[GOAL] Find the lines holding the string "French" in the data, then copy all of them.

[Stored records]
+---+

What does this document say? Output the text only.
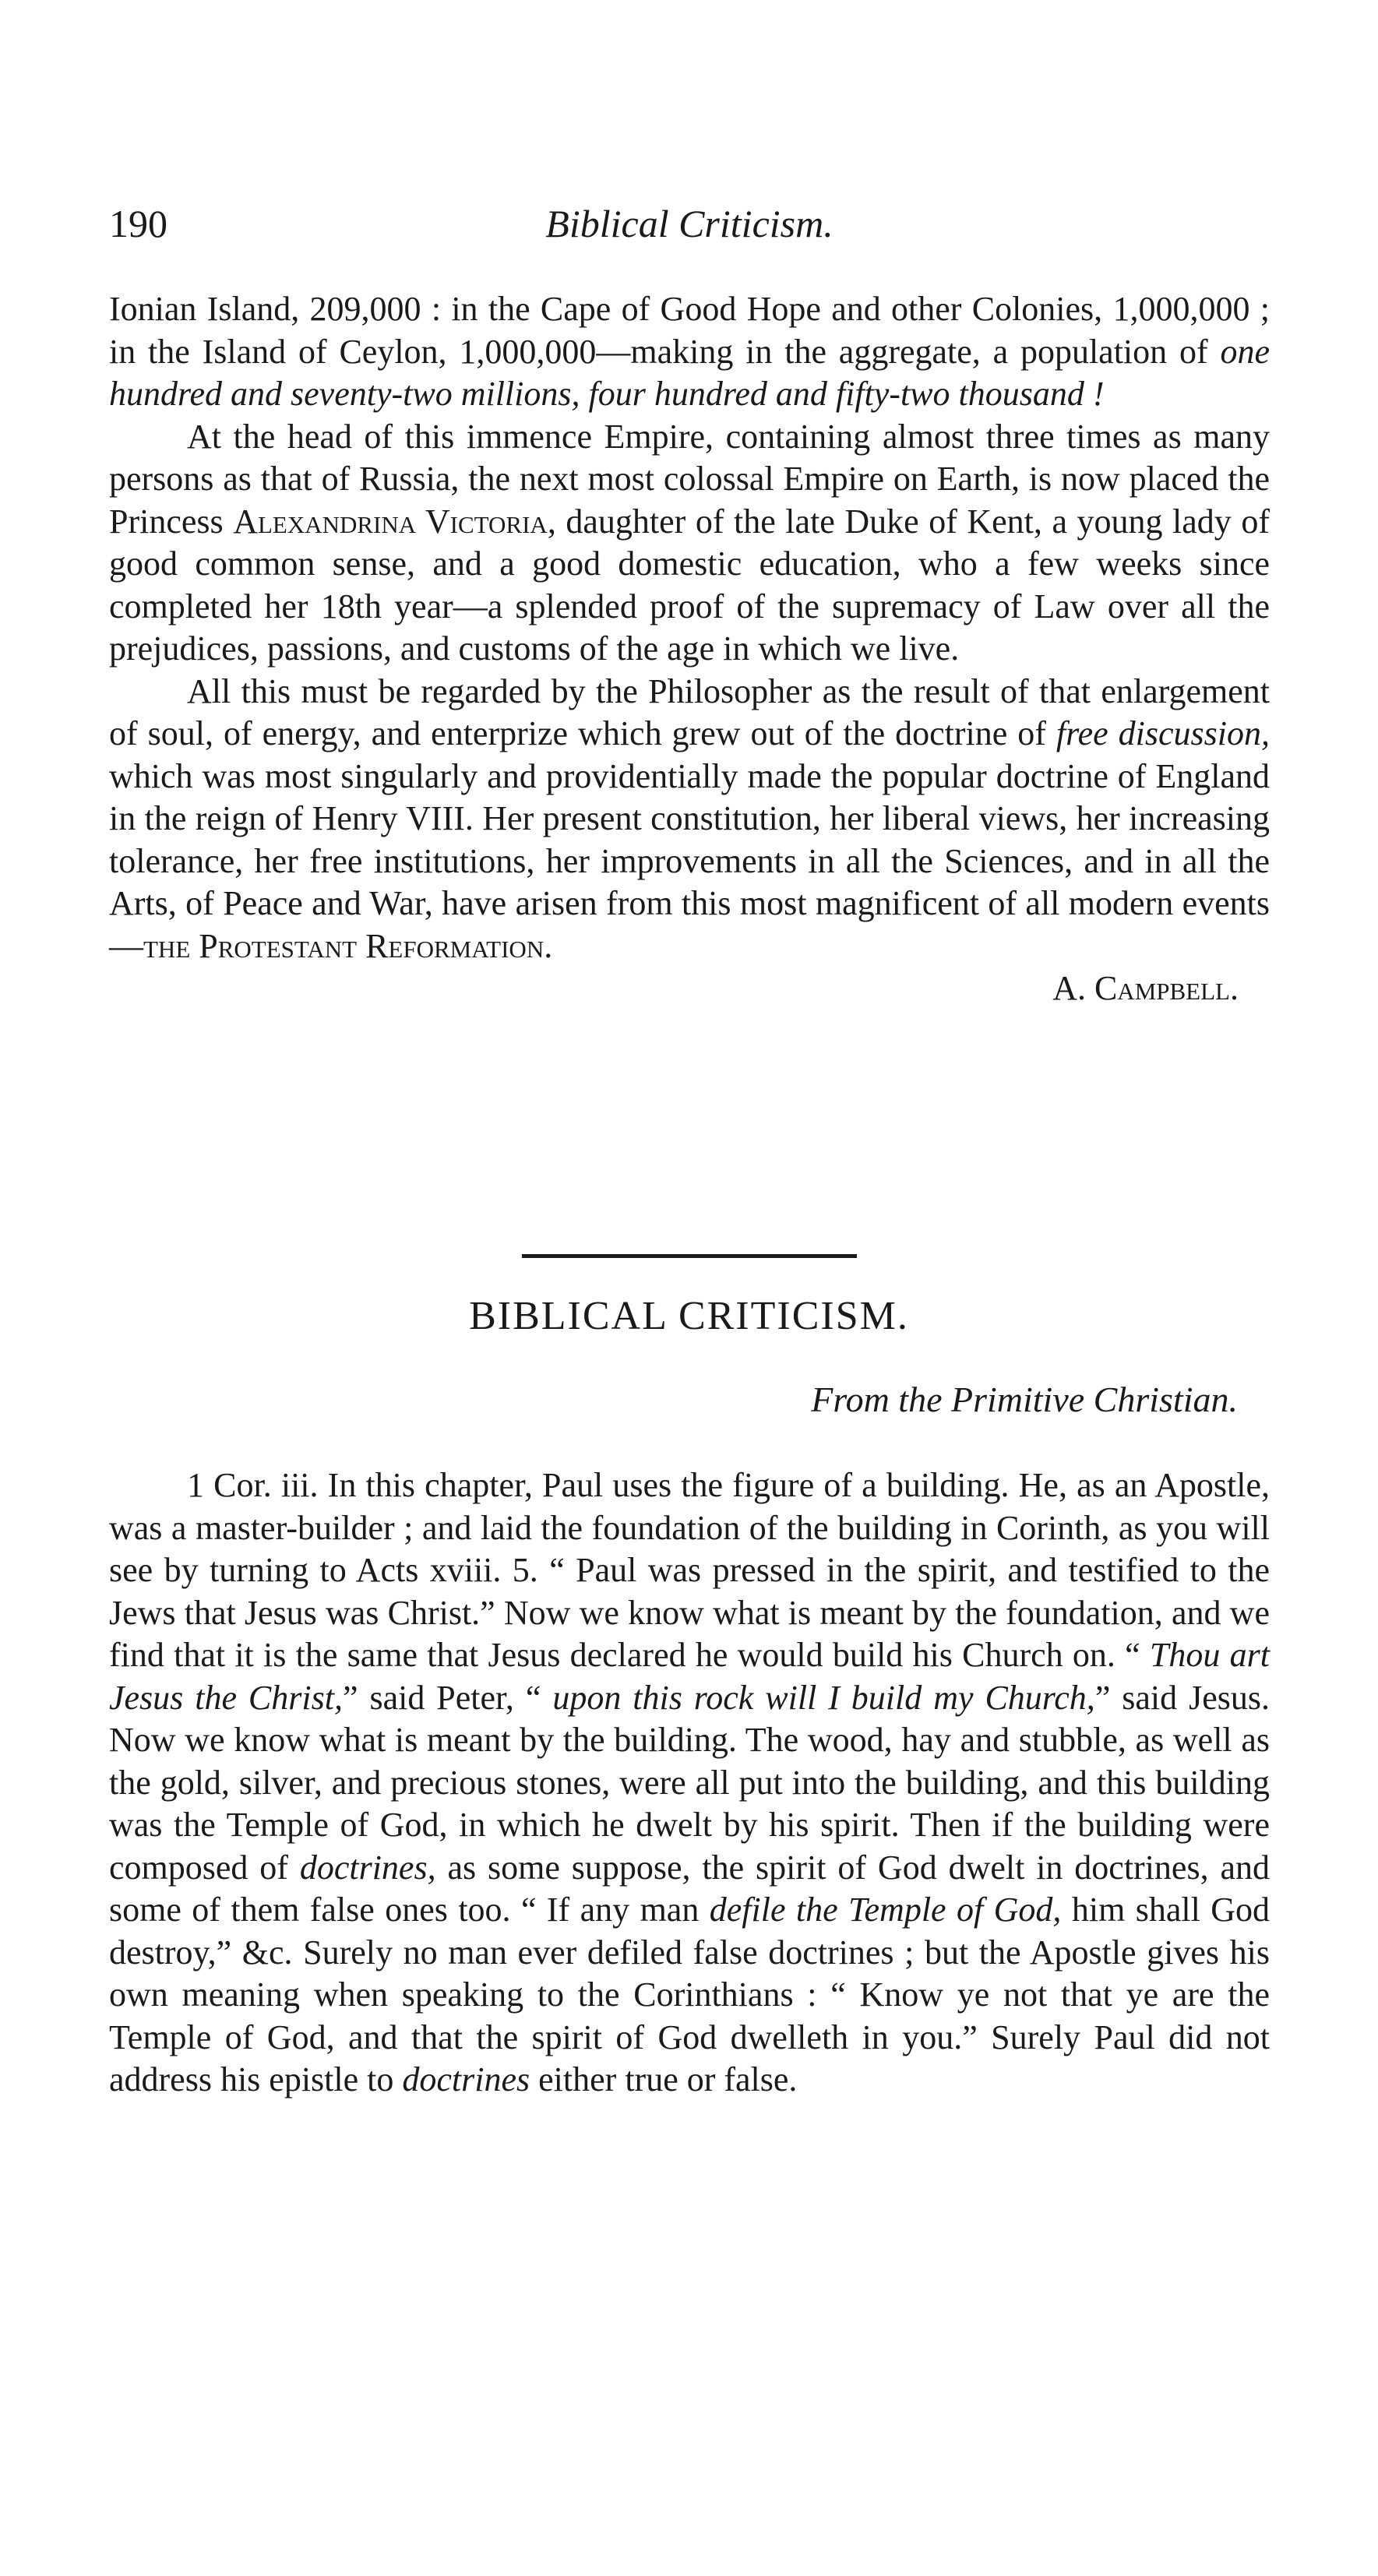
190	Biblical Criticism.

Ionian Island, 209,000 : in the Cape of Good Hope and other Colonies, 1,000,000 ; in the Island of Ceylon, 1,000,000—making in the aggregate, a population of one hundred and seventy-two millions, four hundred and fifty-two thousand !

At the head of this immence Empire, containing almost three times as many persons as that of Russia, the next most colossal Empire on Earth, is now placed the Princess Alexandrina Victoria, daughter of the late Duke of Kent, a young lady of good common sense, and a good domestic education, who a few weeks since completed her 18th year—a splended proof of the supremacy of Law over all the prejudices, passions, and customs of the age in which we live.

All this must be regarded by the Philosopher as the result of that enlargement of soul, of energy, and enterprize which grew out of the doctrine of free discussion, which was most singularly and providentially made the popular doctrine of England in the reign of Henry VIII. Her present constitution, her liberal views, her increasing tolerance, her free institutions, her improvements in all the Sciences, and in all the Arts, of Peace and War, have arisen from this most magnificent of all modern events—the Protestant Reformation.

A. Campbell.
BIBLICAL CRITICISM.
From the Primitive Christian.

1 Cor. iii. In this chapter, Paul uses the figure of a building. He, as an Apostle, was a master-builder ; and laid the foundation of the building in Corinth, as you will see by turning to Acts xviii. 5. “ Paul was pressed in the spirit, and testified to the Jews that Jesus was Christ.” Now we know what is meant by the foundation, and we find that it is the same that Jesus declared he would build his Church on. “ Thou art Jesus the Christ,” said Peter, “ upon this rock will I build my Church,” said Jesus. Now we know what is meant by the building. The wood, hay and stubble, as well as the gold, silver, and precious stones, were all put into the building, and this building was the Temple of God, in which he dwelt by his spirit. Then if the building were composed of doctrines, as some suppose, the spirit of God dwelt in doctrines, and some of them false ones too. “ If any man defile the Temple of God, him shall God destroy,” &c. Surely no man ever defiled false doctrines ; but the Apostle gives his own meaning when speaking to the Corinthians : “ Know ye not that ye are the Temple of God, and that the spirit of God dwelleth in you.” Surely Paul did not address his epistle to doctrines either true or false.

+---+

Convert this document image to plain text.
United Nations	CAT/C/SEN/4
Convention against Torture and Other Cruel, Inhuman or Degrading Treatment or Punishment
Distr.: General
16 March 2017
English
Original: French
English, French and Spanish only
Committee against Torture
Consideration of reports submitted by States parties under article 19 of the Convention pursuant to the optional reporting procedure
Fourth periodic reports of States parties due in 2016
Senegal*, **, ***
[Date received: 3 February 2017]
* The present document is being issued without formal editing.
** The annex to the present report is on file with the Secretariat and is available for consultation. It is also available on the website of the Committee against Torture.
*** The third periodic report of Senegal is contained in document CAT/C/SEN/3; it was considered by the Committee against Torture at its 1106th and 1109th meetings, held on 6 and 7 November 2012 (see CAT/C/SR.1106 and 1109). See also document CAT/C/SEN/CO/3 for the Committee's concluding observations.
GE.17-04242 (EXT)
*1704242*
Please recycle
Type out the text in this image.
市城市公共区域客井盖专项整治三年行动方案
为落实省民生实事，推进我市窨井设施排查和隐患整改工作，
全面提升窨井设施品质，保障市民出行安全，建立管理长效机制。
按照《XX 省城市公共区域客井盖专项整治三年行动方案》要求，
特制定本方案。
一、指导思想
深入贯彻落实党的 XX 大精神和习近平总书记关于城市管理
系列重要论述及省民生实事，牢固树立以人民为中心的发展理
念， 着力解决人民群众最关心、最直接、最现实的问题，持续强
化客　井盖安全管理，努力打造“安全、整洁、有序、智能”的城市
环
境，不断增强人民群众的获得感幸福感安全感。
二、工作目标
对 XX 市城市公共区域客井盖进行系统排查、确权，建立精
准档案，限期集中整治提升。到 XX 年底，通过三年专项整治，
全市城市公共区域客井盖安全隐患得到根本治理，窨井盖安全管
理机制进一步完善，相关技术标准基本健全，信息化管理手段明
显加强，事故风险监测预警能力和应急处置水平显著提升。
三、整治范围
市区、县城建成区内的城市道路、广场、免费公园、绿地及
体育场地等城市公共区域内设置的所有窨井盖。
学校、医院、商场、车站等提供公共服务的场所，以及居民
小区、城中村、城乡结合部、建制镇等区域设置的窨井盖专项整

+---+

[SOLUTION FOR THIS TASK]
Original: French
English, French and Spanish only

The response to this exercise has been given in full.